## Stated problem
Retype the listing that follows, word for word.

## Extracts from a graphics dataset

-- Begin --

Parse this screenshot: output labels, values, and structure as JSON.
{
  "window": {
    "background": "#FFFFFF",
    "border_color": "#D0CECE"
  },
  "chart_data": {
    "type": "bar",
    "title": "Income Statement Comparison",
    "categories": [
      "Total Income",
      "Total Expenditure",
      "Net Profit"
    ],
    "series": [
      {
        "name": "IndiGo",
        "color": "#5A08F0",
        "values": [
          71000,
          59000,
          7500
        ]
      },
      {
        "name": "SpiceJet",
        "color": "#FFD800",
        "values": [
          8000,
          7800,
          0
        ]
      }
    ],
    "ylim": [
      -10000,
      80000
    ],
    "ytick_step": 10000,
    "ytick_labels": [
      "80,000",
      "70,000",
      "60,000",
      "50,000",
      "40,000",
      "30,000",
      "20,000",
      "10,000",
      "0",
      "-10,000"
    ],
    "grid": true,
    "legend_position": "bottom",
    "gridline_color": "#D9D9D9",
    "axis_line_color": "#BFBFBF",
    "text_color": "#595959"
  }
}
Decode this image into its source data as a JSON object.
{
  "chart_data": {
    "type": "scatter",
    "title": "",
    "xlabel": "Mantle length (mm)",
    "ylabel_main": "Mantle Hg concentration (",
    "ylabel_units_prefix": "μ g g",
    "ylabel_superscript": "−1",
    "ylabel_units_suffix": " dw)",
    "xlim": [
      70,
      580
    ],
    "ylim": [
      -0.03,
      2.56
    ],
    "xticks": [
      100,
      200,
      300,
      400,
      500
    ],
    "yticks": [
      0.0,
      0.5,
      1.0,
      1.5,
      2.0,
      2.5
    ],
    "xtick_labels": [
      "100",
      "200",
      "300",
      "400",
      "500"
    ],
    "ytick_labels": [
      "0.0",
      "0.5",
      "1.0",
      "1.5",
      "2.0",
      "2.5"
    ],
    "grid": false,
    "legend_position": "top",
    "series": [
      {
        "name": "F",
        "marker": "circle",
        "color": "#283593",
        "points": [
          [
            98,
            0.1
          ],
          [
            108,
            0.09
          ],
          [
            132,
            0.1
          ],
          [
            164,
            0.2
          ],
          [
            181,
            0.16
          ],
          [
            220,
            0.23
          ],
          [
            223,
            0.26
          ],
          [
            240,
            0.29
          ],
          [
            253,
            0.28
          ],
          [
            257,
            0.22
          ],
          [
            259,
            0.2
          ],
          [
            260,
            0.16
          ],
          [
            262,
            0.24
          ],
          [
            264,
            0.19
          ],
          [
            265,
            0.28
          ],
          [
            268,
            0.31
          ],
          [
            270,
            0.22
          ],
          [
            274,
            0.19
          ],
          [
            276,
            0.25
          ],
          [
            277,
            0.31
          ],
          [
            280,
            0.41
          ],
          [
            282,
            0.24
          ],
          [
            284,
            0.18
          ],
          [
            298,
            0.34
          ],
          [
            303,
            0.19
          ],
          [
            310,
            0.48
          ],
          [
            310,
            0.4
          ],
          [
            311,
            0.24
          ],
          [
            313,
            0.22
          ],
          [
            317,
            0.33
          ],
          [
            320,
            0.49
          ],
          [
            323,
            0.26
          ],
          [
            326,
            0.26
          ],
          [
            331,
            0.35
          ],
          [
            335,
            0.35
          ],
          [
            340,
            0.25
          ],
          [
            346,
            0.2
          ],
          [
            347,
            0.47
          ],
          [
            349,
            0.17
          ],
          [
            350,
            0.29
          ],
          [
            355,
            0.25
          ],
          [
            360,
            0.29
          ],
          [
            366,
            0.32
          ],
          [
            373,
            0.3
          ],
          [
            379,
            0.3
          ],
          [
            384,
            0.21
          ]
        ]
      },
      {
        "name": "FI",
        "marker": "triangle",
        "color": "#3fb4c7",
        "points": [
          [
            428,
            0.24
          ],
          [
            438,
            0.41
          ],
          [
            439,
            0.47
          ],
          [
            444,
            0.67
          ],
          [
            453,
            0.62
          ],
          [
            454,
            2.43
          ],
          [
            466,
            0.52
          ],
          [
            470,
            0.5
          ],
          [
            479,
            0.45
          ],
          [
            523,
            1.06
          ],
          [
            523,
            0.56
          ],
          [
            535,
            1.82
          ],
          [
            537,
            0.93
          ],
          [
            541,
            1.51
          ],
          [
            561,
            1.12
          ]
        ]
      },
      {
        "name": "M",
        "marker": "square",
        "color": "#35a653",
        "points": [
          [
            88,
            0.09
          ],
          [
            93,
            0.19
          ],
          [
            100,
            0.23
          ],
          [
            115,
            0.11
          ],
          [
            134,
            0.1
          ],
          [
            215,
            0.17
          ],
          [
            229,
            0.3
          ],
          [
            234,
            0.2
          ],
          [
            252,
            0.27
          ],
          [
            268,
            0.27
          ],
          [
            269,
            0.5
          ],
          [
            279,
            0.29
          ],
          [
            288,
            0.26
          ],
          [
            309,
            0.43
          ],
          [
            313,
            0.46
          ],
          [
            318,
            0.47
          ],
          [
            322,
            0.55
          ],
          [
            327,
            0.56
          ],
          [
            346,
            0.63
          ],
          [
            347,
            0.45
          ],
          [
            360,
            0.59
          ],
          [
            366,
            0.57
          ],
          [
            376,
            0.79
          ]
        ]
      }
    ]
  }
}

-- End --

## Response to this exercise
Parse this screenshot: output labels, values, and structure as JSON.
{
  "window": {
    "background": "#FFFFFF",
    "border_color": "#D0CECE"
  },
  "chart_data": {
    "type": "bar",
    "title": "Income Statement Comparison",
    "categories": [
      "Total Income",
      "Total Expenditure",
      "Net Profit"
    ],
    "series": [
      {
        "name": "IndiGo",
        "color": "#5A08F0",
        "values": [
          71000,
          59000,
          7500
        ]
      },
      {
        "name": "SpiceJet",
        "color": "#FFD800",
        "values": [
          8000,
          7800,
          0
        ]
      }
    ],
    "ylim": [
      -10000,
      80000
    ],
    "ytick_step": 10000,
    "ytick_labels": [
      "80,000",
      "70,000",
      "60,000",
      "50,000",
      "40,000",
      "30,000",
      "20,000",
      "10,000",
      "0",
      "-10,000"
    ],
    "grid": true,
    "legend_position": "bottom",
    "gridline_color": "#D9D9D9",
    "axis_line_color": "#BFBFBF",
    "text_color": "#595959"
  }
}
Decode this image into its source data as a JSON object.
{
  "chart_data": {
    "type": "scatter",
    "title": "",
    "xlabel": "Mantle length (mm)",
    "ylabel_main": "Mantle Hg concentration (",
    "ylabel_units_prefix": "μ g g",
    "ylabel_superscript": "−1",
    "ylabel_units_suffix": " dw)",
    "xlim": [
      70,
      580
    ],
    "ylim": [
      -0.03,
      2.56
    ],
    "xticks": [
      100,
      200,
      300,
      400,
      500
    ],
    "yticks": [
      0.0,
      0.5,
      1.0,
      1.5,
      2.0,
      2.5
    ],
    "xtick_labels": [
      "100",
      "200",
      "300",
      "400",
      "500"
    ],
    "ytick_labels": [
      "0.0",
      "0.5",
      "1.0",
      "1.5",
      "2.0",
      "2.5"
    ],
    "grid": false,
    "legend_position": "top",
    "series": [
      {
        "name": "F",
        "marker": "circle",
        "color": "#283593",
        "points": [
          [
            98,
            0.1
          ],
          [
            108,
            0.09
          ],
          [
            132,
            0.1
          ],
          [
            164,
            0.2
          ],
          [
            181,
            0.16
          ],
          [
            220,
            0.23
          ],
          [
            223,
            0.26
          ],
          [
            240,
            0.29
          ],
          [
            253,
            0.28
          ],
          [
            257,
            0.22
          ],
          [
            259,
            0.2
          ],
          [
            260,
            0.16
          ],
          [
            262,
            0.24
          ],
          [
            264,
            0.19
          ],
          [
            265,
            0.28
          ],
          [
            268,
            0.31
          ],
          [
            270,
            0.22
          ],
          [
            274,
            0.19
          ],
          [
            276,
            0.25
          ],
          [
            277,
            0.31
          ],
          [
            280,
            0.41
          ],
          [
            282,
            0.24
          ],
          [
            284,
            0.18
          ],
          [
            298,
            0.34
          ],
          [
            303,
            0.19
          ],
          [
            310,
            0.48
          ],
          [
            310,
            0.4
          ],
          [
            311,
            0.24
          ],
          [
            313,
            0.22
          ],
          [
            317,
            0.33
          ],
          [
            320,
            0.49
          ],
          [
            323,
            0.26
          ],
          [
            326,
            0.26
          ],
          [
            331,
            0.35
          ],
          [
            335,
            0.35
          ],
          [
            340,
            0.25
          ],
          [
            346,
            0.2
          ],
          [
            347,
            0.47
          ],
          [
            349,
            0.17
          ],
          [
            350,
            0.29
          ],
          [
            355,
            0.25
          ],
          [
            360,
            0.29
          ],
          [
            366,
            0.32
          ],
          [
            373,
            0.3
          ],
          [
            379,
            0.3
          ],
          [
            384,
            0.21
          ]
        ]
      },
      {
        "name": "FI",
        "marker": "triangle",
        "color": "#3fb4c7",
        "points": [
          [
            428,
            0.24
          ],
          [
            438,
            0.41
          ],
          [
            439,
            0.47
          ],
          [
            444,
            0.67
          ],
          [
            453,
            0.62
          ],
          [
            454,
            2.43
          ],
          [
            466,
            0.52
          ],
          [
            470,
            0.5
          ],
          [
            479,
            0.45
          ],
          [
            523,
            1.06
          ],
          [
            523,
            0.56
          ],
          [
            535,
            1.82
          ],
          [
            537,
            0.93
          ],
          [
            541,
            1.51
          ],
          [
            561,
            1.12
          ]
        ]
      },
      {
        "name": "M",
        "marker": "square",
        "color": "#35a653",
        "points": [
          [
            88,
            0.09
          ],
          [
            93,
            0.19
          ],
          [
            100,
            0.23
          ],
          [
            115,
            0.11
          ],
          [
            134,
            0.1
          ],
          [
            215,
            0.17
          ],
          [
            229,
            0.3
          ],
          [
            234,
            0.2
          ],
          [
            252,
            0.27
          ],
          [
            268,
            0.27
          ],
          [
            269,
            0.5
          ],
          [
            279,
            0.29
          ],
          [
            288,
            0.26
          ],
          [
            309,
            0.43
          ],
          [
            313,
            0.46
          ],
          [
            318,
            0.47
          ],
          [
            322,
            0.55
          ],
          [
            327,
            0.56
          ],
          [
            346,
            0.63
          ],
          [
            347,
            0.45
          ],
          [
            360,
            0.59
          ],
          [
            366,
            0.57
          ],
          [
            376,
            0.79
          ]
        ]
      }
    ]
  }
}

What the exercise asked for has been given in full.